■ **WHAT YOU NEED TO DO**
Separate out the lines that hold "text".

■ **ENTRIES SHOWN**

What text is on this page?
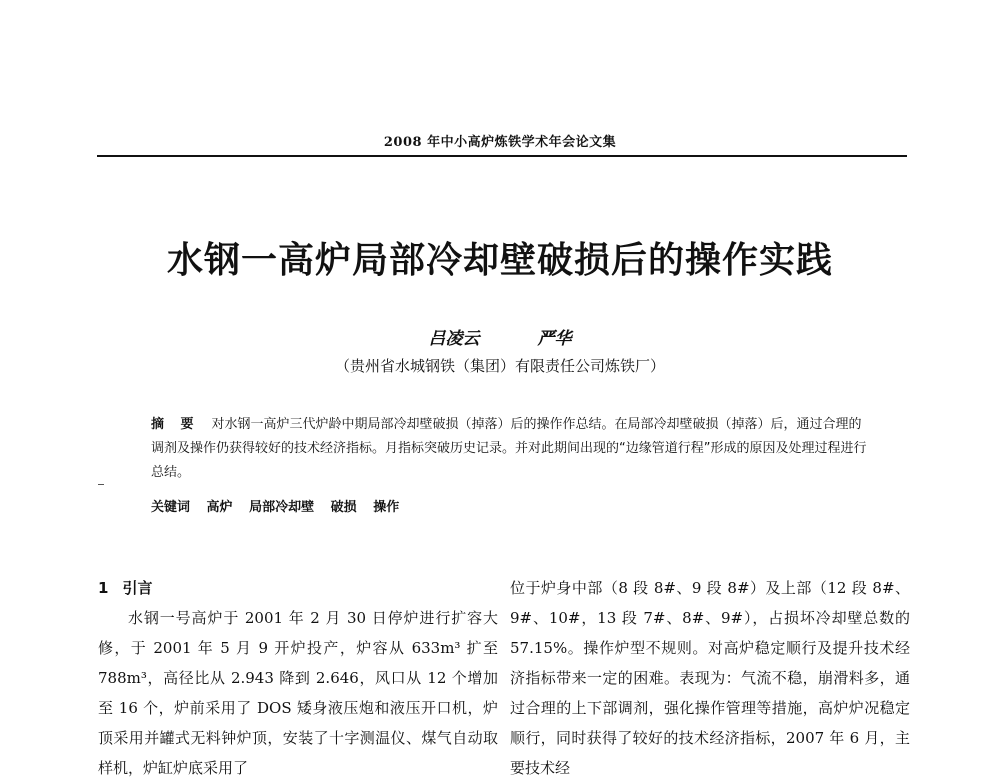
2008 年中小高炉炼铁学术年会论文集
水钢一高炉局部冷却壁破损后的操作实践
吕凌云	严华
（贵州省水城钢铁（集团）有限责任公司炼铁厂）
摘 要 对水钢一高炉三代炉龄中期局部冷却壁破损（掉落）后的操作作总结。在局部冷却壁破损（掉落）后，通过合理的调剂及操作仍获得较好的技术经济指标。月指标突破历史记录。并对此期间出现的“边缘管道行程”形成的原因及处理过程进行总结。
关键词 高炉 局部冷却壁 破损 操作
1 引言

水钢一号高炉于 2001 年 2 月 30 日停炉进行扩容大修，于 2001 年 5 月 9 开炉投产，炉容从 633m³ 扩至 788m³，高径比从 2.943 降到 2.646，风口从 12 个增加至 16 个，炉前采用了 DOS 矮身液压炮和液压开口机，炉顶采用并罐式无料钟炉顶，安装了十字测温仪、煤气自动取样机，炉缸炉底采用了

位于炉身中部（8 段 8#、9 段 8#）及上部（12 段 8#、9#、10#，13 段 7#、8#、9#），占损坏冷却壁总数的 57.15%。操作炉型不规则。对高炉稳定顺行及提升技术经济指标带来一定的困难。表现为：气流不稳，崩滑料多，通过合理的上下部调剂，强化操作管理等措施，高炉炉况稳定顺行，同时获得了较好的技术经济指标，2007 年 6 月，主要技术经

...

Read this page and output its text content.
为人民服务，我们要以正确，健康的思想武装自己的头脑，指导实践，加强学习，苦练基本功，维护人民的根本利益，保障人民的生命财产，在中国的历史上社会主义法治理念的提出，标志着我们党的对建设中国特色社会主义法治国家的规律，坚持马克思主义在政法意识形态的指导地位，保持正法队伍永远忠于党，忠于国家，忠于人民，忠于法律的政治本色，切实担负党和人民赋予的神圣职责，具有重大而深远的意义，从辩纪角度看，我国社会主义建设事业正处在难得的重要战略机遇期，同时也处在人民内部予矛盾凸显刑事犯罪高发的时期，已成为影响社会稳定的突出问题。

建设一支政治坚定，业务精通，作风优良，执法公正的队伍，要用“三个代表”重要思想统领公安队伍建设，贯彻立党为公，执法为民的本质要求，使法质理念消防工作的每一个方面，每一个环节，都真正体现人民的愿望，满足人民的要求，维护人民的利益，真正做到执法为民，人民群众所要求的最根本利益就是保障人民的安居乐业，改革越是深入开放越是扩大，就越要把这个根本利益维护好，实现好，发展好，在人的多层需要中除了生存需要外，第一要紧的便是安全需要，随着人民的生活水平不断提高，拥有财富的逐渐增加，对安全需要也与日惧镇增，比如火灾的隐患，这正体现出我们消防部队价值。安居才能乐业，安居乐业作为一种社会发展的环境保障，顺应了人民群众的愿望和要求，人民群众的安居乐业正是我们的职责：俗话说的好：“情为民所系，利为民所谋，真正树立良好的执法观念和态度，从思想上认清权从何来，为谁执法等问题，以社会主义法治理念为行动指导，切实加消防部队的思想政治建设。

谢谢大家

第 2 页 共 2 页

■ **REPLY TO THE TASK**
What text is on this page?
Read this page and output its text content.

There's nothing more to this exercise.